| Task statement |
Which lines in the records below contain the word "ylabel"? Copy each one out.

(Figure content listings)
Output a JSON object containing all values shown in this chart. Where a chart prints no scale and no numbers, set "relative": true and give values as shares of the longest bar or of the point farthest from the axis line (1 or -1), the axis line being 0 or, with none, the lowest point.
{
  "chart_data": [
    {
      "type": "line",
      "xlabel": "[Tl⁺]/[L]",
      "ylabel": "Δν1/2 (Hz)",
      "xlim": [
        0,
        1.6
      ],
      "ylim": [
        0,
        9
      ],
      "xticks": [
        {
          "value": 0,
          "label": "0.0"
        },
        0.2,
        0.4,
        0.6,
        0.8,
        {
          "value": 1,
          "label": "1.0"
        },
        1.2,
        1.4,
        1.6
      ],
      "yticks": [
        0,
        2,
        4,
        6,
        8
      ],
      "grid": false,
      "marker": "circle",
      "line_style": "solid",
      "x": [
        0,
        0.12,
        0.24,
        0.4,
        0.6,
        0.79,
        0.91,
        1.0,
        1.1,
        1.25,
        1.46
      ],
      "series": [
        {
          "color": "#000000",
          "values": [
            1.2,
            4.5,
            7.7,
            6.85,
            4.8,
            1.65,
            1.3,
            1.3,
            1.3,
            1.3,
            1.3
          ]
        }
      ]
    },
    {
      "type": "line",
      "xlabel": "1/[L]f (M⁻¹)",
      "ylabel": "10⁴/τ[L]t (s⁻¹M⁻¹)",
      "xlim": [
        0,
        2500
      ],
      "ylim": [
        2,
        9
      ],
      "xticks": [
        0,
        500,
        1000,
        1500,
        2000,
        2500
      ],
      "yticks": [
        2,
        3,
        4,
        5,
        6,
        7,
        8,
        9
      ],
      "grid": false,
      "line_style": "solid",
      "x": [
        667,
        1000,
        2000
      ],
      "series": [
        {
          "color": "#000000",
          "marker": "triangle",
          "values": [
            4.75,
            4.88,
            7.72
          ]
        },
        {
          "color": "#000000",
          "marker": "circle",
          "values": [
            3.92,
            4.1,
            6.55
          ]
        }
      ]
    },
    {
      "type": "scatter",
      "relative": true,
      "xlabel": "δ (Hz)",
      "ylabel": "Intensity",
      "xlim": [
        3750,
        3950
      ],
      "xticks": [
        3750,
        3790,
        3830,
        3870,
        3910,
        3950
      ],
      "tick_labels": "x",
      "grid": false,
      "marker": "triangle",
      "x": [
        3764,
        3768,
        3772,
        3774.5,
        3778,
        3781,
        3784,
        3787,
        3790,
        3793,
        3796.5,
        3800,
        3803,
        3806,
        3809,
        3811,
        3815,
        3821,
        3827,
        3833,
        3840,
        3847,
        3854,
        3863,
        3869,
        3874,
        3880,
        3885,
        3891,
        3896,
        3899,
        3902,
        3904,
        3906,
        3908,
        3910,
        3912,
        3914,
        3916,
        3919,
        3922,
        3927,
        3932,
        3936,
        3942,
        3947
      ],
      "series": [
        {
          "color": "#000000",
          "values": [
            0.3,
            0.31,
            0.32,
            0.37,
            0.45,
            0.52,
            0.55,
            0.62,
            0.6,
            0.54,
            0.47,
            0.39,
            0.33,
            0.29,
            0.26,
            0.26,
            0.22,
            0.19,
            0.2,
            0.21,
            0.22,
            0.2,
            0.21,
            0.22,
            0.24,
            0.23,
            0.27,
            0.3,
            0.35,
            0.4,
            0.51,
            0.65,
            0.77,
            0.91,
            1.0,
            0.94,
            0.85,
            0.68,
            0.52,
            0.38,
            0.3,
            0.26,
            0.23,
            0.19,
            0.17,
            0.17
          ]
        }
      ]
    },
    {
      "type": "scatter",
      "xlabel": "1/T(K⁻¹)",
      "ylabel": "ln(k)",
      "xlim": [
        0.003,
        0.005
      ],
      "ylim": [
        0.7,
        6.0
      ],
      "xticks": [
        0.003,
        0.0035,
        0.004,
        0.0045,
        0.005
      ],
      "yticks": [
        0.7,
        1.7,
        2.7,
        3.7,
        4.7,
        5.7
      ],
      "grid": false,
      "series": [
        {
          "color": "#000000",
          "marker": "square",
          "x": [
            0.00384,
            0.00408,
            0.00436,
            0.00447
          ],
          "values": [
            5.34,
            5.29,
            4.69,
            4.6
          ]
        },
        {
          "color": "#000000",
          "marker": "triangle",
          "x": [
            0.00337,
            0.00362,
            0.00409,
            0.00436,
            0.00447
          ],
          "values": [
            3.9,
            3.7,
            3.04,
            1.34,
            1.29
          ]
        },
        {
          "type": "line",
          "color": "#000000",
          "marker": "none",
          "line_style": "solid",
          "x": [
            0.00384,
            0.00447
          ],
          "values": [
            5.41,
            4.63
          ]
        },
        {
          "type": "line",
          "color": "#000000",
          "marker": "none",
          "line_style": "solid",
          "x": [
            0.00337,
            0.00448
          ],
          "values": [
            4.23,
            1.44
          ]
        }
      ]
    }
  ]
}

| Response to the task |
      "ylabel": "Δν1/2 (Hz)",
      "ylabel": "10⁴/τ[L]t (s⁻¹M⁻¹)",
      "ylabel": "Intensity",
      "ylabel": "ln(k)",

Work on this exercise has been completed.